> SET TASK
Check each line of the records below and collect those holding "innerhalb".

> PROVIDED MATERIAL
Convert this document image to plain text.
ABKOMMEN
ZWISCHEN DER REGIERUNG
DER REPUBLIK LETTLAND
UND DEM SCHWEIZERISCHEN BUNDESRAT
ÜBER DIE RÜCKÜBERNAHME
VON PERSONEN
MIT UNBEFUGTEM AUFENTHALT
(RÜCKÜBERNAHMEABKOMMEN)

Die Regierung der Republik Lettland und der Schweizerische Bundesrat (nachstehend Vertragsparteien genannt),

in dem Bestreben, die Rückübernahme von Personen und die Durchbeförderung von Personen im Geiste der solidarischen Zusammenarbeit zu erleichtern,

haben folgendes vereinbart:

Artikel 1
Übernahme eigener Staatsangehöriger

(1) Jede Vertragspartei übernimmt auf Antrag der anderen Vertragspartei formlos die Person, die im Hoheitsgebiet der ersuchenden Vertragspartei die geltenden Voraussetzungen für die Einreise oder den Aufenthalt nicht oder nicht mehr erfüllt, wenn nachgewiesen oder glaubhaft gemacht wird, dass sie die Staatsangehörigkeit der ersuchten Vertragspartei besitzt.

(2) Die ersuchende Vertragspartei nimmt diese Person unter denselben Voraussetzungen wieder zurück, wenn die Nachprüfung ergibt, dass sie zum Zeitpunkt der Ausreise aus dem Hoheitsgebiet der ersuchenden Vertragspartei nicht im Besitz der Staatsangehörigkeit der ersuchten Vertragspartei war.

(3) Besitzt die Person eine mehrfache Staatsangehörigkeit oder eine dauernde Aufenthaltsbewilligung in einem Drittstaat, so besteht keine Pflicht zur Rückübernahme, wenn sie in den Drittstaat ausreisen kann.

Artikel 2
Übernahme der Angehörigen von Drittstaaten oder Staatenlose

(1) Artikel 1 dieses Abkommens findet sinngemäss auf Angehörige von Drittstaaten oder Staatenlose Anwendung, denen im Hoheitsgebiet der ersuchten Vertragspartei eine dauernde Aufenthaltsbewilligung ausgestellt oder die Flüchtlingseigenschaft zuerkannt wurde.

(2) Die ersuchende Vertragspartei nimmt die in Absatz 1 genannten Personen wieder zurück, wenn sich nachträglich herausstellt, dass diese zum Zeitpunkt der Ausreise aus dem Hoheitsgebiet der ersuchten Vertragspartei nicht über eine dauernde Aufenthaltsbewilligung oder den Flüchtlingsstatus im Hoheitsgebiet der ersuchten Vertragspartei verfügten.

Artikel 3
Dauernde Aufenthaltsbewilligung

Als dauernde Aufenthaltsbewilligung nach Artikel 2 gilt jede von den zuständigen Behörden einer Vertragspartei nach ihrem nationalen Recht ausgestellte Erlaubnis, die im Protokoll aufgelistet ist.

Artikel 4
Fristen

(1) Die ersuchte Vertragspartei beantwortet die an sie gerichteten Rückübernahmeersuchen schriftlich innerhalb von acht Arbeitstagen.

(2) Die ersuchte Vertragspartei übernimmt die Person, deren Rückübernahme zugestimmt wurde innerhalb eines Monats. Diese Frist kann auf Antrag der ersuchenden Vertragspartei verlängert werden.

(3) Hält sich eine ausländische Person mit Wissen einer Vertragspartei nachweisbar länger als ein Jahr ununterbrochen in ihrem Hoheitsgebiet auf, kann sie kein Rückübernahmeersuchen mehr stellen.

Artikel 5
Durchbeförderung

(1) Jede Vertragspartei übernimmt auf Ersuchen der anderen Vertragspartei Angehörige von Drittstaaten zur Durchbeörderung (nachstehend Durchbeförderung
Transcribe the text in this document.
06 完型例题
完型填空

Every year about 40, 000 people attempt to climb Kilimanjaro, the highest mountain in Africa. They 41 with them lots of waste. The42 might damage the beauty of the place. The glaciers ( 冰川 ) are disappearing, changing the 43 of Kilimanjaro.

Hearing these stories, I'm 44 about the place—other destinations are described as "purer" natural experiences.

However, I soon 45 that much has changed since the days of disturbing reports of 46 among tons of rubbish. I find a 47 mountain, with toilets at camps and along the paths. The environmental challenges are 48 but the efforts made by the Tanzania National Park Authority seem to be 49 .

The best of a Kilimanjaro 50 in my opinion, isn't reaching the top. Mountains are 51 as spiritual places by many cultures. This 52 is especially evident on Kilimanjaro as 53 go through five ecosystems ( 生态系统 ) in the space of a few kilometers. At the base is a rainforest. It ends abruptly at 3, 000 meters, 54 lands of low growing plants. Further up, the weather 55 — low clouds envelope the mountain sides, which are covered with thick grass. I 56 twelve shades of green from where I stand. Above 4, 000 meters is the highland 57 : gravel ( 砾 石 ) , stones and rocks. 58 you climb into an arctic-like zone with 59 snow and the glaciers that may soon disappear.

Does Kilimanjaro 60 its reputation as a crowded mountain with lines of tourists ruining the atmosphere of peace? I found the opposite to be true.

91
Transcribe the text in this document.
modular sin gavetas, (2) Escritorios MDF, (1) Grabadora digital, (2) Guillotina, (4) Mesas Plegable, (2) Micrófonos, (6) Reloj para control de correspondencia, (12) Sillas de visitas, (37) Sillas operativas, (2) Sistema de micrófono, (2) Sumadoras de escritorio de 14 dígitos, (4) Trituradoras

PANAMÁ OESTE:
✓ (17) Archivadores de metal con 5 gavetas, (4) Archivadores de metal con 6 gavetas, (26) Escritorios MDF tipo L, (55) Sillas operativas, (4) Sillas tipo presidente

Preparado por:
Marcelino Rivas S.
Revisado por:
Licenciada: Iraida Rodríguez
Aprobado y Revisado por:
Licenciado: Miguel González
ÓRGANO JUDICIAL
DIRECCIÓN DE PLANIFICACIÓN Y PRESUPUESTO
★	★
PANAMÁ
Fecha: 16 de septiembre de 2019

> WRITTEN ANSWER
(1) Die ersuchte Vertragspartei beantwortet die an sie gerichteten Rückübernahmeersuchen schriftlich innerhalb von acht Arbeitstagen.
(2) Die ersuchte Vertragspartei übernimmt die Person, deren Rückübernahme zugestimmt wurde innerhalb eines Monats. Diese Frist kann auf Antrag der ersuchenden Vertragspartei verlängert werden.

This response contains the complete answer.